Required work
The records below are to be repeated in full, exactly as they are.

=== Material provided ===

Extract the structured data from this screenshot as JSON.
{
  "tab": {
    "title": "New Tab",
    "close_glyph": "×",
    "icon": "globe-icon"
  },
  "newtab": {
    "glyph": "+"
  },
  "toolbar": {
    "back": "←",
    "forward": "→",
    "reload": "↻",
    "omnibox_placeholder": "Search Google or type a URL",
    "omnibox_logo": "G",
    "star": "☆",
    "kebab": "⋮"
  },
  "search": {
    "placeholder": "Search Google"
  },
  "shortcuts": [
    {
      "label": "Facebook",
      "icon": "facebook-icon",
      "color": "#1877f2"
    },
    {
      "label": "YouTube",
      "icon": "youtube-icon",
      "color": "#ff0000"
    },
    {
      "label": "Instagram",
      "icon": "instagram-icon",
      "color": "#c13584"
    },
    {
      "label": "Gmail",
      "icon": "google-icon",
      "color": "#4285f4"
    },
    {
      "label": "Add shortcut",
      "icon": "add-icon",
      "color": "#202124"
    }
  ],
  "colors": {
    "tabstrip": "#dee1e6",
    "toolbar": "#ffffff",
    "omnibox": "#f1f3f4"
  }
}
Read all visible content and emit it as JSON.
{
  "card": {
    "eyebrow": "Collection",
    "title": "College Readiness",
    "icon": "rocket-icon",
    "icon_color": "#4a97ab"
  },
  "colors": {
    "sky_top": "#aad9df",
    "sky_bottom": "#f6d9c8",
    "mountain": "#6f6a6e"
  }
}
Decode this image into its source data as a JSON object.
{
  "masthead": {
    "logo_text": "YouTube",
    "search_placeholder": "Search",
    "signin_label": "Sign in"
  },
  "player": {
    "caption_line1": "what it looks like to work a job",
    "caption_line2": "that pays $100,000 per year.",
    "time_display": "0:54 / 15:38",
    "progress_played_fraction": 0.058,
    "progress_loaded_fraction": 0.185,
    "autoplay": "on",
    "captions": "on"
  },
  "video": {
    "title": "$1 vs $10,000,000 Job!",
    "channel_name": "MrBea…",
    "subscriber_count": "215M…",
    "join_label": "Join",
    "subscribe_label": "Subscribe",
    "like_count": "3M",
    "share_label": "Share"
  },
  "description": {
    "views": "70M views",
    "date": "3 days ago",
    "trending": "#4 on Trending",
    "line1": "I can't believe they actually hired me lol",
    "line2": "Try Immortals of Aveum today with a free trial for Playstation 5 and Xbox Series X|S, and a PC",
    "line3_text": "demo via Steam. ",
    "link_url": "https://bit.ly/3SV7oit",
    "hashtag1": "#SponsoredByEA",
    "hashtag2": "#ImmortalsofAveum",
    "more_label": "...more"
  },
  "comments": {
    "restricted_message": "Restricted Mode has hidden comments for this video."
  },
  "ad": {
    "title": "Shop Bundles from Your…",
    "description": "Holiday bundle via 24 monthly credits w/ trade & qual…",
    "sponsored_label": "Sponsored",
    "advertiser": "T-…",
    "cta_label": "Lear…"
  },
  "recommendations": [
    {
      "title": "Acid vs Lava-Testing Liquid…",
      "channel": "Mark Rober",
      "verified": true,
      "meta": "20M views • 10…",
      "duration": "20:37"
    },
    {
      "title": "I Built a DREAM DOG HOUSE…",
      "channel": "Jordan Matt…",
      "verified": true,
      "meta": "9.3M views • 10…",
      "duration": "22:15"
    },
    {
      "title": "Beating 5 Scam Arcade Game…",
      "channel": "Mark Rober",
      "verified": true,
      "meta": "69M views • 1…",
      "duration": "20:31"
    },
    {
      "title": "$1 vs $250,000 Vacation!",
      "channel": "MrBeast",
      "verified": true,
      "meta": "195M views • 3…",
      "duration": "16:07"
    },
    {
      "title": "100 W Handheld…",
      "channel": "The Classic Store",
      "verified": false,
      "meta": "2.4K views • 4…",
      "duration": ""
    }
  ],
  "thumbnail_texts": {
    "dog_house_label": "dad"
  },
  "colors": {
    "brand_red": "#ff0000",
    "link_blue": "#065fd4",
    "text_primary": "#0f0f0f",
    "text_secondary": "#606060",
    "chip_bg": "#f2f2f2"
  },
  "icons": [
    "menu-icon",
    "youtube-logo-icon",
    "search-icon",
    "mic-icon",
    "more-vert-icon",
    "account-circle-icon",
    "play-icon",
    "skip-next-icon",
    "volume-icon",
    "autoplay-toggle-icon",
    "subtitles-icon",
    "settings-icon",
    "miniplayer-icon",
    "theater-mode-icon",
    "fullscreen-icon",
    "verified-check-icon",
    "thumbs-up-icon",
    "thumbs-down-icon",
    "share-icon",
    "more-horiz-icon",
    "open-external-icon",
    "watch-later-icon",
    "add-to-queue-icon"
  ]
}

===

Output of the exercise
Extract the structured data from this screenshot as JSON.
{
  "tab": {
    "title": "New Tab",
    "close_glyph": "×",
    "icon": "globe-icon"
  },
  "newtab": {
    "glyph": "+"
  },
  "toolbar": {
    "back": "←",
    "forward": "→",
    "reload": "↻",
    "omnibox_placeholder": "Search Google or type a URL",
    "omnibox_logo": "G",
    "star": "☆",
    "kebab": "⋮"
  },
  "search": {
    "placeholder": "Search Google"
  },
  "shortcuts": [
    {
      "label": "Facebook",
      "icon": "facebook-icon",
      "color": "#1877f2"
    },
    {
      "label": "YouTube",
      "icon": "youtube-icon",
      "color": "#ff0000"
    },
    {
      "label": "Instagram",
      "icon": "instagram-icon",
      "color": "#c13584"
    },
    {
      "label": "Gmail",
      "icon": "google-icon",
      "color": "#4285f4"
    },
    {
      "label": "Add shortcut",
      "icon": "add-icon",
      "color": "#202124"
    }
  ],
  "colors": {
    "tabstrip": "#dee1e6",
    "toolbar": "#ffffff",
    "omnibox": "#f1f3f4"
  }
}
Read all visible content and emit it as JSON.
{
  "card": {
    "eyebrow": "Collection",
    "title": "College Readiness",
    "icon": "rocket-icon",
    "icon_color": "#4a97ab"
  },
  "colors": {
    "sky_top": "#aad9df",
    "sky_bottom": "#f6d9c8",
    "mountain": "#6f6a6e"
  }
}
Decode this image into its source data as a JSON object.
{
  "masthead": {
    "logo_text": "YouTube",
    "search_placeholder": "Search",
    "signin_label": "Sign in"
  },
  "player": {
    "caption_line1": "what it looks like to work a job",
    "caption_line2": "that pays $100,000 per year.",
    "time_display": "0:54 / 15:38",
    "progress_played_fraction": 0.058,
    "progress_loaded_fraction": 0.185,
    "autoplay": "on",
    "captions": "on"
  },
  "video": {
    "title": "$1 vs $10,000,000 Job!",
    "channel_name": "MrBea…",
    "subscriber_count": "215M…",
    "join_label": "Join",
    "subscribe_label": "Subscribe",
    "like_count": "3M",
    "share_label": "Share"
  },
  "description": {
    "views": "70M views",
    "date": "3 days ago",
    "trending": "#4 on Trending",
    "line1": "I can't believe they actually hired me lol",
    "line2": "Try Immortals of Aveum today with a free trial for Playstation 5 and Xbox Series X|S, and a PC",
    "line3_text": "demo via Steam. ",
    "link_url": "https://bit.ly/3SV7oit",
    "hashtag1": "#SponsoredByEA",
    "hashtag2": "#ImmortalsofAveum",
    "more_label": "...more"
  },
  "comments": {
    "restricted_message": "Restricted Mode has hidden comments for this video."
  },
  "ad": {
    "title": "Shop Bundles from Your…",
    "description": "Holiday bundle via 24 monthly credits w/ trade & qual…",
    "sponsored_label": "Sponsored",
    "advertiser": "T-…",
    "cta_label": "Lear…"
  },
  "recommendations": [
    {
      "title": "Acid vs Lava-Testing Liquid…",
      "channel": "Mark Rober",
      "verified": true,
      "meta": "20M views • 10…",
      "duration": "20:37"
    },
    {
      "title": "I Built a DREAM DOG HOUSE…",
      "channel": "Jordan Matt…",
      "verified": true,
      "meta": "9.3M views • 10…",
      "duration": "22:15"
    },
    {
      "title": "Beating 5 Scam Arcade Game…",
      "channel": "Mark Rober",
      "verified": true,
      "meta": "69M views • 1…",
      "duration": "20:31"
    },
    {
      "title": "$1 vs $250,000 Vacation!",
      "channel": "MrBeast",
      "verified": true,
      "meta": "195M views • 3…",
      "duration": "16:07"
    },
    {
      "title": "100 W Handheld…",
      "channel": "The Classic Store",
      "verified": false,
      "meta": "2.4K views • 4…",
      "duration": ""
    }
  ],
  "thumbnail_texts": {
    "dog_house_label": "dad"
  },
  "colors": {
    "brand_red": "#ff0000",
    "link_blue": "#065fd4",
    "text_primary": "#0f0f0f",
    "text_secondary": "#606060",
    "chip_bg": "#f2f2f2"
  },
  "icons": [
    "menu-icon",
    "youtube-logo-icon",
    "search-icon",
    "mic-icon",
    "more-vert-icon",
    "account-circle-icon",
    "play-icon",
    "skip-next-icon",
    "volume-icon",
    "autoplay-toggle-icon",
    "subtitles-icon",
    "settings-icon",
    "miniplayer-icon",
    "theater-mode-icon",
    "fullscreen-icon",
    "verified-check-icon",
    "thumbs-up-icon",
    "thumbs-down-icon",
    "share-icon",
    "more-horiz-icon",
    "open-external-icon",
    "watch-later-icon",
    "add-to-queue-icon"
  ]
}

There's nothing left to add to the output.